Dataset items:
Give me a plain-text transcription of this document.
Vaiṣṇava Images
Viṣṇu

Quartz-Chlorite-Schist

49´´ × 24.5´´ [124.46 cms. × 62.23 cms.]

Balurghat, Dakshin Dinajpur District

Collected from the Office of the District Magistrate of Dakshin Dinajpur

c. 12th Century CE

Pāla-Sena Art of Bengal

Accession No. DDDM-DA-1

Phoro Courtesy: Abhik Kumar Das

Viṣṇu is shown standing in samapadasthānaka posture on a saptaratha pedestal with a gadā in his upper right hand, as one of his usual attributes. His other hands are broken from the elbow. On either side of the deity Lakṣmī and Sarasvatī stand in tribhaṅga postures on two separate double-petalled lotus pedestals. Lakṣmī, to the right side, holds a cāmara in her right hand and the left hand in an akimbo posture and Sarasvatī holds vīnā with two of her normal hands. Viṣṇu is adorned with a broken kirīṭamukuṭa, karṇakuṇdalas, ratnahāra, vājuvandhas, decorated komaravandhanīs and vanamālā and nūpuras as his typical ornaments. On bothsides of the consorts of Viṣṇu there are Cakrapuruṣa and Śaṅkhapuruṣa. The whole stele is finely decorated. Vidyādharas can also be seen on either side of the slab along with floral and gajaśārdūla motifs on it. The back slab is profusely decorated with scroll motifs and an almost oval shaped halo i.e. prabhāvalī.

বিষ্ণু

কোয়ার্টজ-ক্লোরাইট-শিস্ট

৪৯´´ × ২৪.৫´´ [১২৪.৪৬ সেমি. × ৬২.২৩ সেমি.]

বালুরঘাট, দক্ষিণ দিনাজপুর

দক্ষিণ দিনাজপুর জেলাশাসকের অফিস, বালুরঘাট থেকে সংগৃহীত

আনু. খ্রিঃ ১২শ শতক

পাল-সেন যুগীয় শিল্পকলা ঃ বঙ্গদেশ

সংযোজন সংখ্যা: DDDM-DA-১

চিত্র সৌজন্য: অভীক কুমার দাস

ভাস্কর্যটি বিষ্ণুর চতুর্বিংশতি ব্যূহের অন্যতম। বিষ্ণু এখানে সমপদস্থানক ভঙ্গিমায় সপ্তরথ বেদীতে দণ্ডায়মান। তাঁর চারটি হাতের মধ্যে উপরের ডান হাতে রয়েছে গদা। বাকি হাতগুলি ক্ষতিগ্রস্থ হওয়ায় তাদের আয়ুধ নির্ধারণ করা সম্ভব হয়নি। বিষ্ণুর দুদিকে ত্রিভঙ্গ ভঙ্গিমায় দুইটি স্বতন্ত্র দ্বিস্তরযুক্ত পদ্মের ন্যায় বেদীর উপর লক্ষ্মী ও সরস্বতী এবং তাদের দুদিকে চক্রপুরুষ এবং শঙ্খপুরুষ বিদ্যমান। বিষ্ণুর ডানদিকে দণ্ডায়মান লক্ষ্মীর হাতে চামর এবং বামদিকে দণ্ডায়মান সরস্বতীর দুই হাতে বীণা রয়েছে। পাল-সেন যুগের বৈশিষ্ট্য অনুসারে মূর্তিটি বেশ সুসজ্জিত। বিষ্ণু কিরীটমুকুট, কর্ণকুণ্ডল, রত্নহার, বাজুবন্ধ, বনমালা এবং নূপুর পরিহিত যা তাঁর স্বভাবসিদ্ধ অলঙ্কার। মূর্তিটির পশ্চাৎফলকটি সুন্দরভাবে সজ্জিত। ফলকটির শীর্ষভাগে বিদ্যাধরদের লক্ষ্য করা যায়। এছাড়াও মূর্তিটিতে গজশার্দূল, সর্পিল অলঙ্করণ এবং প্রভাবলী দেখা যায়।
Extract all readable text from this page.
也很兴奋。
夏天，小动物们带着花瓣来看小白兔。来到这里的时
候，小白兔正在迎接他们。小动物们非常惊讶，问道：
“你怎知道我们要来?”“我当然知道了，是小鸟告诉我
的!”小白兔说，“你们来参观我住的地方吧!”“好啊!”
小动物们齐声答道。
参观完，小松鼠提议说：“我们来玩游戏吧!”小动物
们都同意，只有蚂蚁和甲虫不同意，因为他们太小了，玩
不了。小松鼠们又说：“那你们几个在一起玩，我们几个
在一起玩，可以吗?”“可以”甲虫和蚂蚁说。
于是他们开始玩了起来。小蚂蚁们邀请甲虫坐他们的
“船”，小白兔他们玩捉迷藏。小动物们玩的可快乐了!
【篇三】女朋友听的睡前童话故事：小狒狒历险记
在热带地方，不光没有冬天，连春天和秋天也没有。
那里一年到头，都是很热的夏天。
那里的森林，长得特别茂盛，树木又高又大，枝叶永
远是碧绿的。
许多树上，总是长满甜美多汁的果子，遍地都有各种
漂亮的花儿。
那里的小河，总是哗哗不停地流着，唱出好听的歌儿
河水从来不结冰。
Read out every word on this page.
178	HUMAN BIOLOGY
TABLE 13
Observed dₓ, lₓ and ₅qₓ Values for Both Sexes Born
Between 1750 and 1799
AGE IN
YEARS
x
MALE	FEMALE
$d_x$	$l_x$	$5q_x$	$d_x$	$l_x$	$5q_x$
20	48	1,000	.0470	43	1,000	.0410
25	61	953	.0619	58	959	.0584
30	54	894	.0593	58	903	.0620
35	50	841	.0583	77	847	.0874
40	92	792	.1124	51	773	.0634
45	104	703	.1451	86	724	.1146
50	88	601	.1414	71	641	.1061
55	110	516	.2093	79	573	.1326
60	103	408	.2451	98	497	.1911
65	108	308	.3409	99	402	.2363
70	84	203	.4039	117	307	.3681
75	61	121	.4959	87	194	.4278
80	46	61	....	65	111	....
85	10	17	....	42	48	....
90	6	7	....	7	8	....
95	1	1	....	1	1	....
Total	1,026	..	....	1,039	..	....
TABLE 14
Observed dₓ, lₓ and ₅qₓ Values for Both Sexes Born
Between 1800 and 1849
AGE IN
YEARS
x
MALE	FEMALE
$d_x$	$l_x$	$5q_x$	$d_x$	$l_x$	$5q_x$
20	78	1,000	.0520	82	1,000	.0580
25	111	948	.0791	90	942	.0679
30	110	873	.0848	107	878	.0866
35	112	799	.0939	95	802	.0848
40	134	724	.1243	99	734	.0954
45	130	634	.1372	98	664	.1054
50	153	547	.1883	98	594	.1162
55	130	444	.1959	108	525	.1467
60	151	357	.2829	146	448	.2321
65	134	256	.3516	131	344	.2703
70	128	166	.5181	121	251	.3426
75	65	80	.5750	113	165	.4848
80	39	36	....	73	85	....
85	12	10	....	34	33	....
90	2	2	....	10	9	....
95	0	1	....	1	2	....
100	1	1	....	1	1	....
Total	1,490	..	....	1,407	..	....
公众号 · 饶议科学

CHALLENGE: Where a line in the material contains "Between", copy that line.

EXERCISE OUTPUT:
Between 1750 and 1799
Between 1800 and 1849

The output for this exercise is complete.